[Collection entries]

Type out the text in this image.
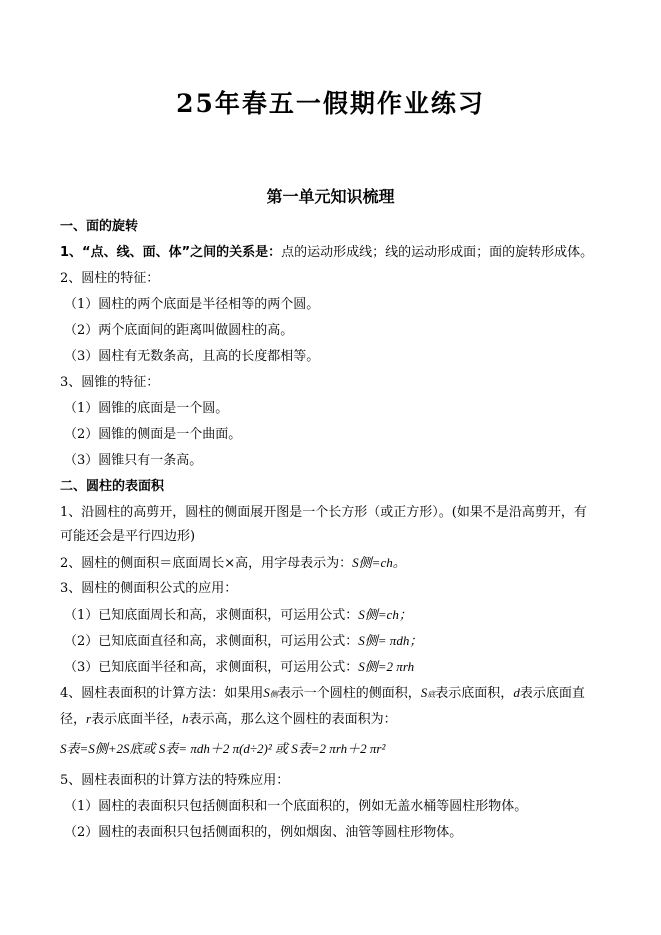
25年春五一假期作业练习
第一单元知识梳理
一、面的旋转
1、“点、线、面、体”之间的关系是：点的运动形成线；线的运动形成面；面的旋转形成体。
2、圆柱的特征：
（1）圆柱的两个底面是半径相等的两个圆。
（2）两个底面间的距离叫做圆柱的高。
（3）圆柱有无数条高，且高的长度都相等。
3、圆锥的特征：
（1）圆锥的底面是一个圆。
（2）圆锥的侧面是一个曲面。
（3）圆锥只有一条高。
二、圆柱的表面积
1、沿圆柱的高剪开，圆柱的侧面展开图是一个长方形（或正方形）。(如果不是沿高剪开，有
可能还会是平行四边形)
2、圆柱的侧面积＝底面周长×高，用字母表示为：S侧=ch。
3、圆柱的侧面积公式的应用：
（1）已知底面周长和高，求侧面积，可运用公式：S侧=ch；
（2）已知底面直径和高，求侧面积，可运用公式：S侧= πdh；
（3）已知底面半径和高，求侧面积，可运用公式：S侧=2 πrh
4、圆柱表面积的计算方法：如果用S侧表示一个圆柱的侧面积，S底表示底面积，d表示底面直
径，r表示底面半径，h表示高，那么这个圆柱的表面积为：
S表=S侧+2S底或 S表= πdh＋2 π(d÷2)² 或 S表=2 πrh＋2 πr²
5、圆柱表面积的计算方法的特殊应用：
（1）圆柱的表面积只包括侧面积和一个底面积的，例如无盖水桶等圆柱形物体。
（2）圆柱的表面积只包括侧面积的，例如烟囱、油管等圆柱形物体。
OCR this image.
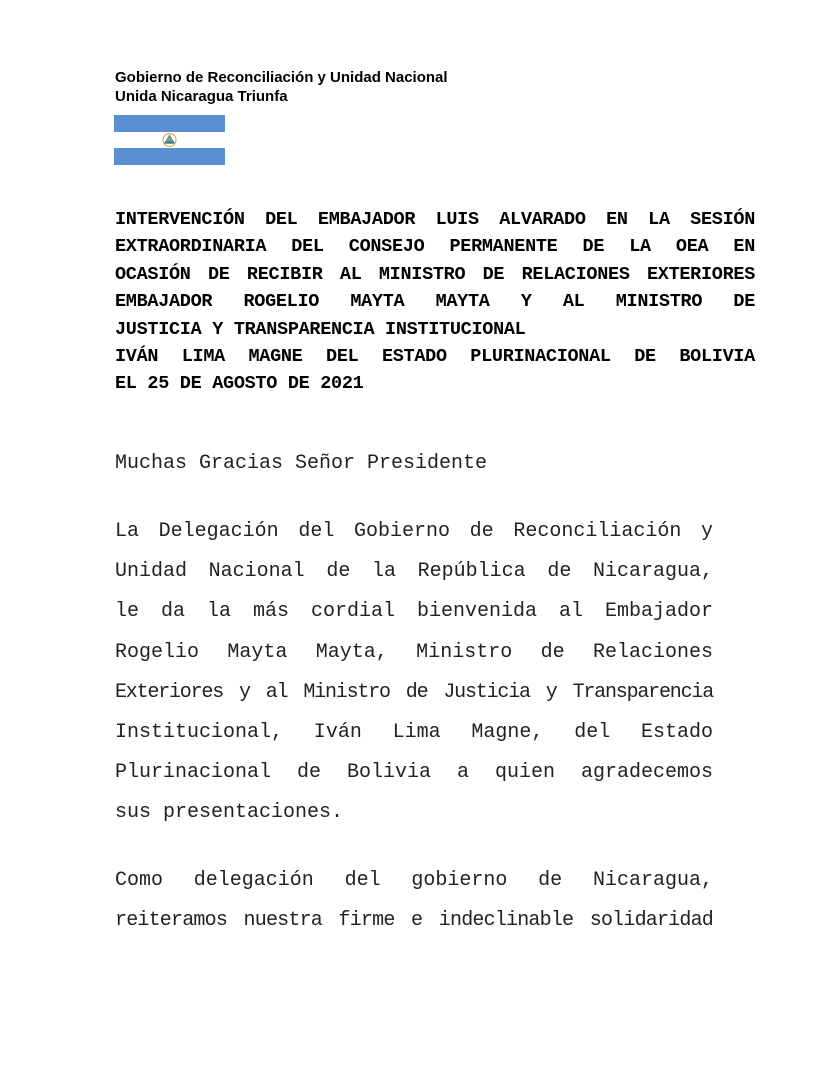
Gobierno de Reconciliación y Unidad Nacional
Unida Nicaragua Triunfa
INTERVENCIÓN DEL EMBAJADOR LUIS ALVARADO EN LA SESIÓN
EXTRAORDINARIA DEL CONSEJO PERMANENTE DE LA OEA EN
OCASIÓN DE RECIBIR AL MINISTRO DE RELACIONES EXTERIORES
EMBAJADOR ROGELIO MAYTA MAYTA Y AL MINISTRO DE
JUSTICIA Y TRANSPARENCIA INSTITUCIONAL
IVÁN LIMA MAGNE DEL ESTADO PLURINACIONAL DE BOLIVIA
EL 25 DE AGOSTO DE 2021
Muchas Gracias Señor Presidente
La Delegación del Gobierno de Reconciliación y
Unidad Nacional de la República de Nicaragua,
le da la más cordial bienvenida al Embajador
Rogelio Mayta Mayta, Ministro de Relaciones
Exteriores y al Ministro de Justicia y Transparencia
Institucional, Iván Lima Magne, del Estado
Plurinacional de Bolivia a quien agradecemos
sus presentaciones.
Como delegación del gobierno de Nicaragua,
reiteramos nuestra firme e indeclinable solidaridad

• _WHAT YOU NEED TO DO_
All lines from the one containing "OCR this image." through the end of the entries, both ends included, should be written out exactly, with no pictures.

• _EXERCISE RESULT_
OCR this image.
Gobierno de Reconciliación y Unidad Nacional
Unida Nicaragua Triunfa
INTERVENCIÓN DEL EMBAJADOR LUIS ALVARADO EN LA SESIÓN
EXTRAORDINARIA DEL CONSEJO PERMANENTE DE LA OEA EN
OCASIÓN DE RECIBIR AL MINISTRO DE RELACIONES EXTERIORES
EMBAJADOR ROGELIO MAYTA MAYTA Y AL MINISTRO DE
JUSTICIA Y TRANSPARENCIA INSTITUCIONAL
IVÁN LIMA MAGNE DEL ESTADO PLURINACIONAL DE BOLIVIA
EL 25 DE AGOSTO DE 2021
Muchas Gracias Señor Presidente
La Delegación del Gobierno de Reconciliación y
Unidad Nacional de la República de Nicaragua,
le da la más cordial bienvenida al Embajador
Rogelio Mayta Mayta, Ministro de Relaciones
Exteriores y al Ministro de Justicia y Transparencia
Institucional, Iván Lima Magne, del Estado
Plurinacional de Bolivia a quien agradecemos
sus presentaciones.
Como delegación del gobierno de Nicaragua,
reiteramos nuestra firme e indeclinable solidaridad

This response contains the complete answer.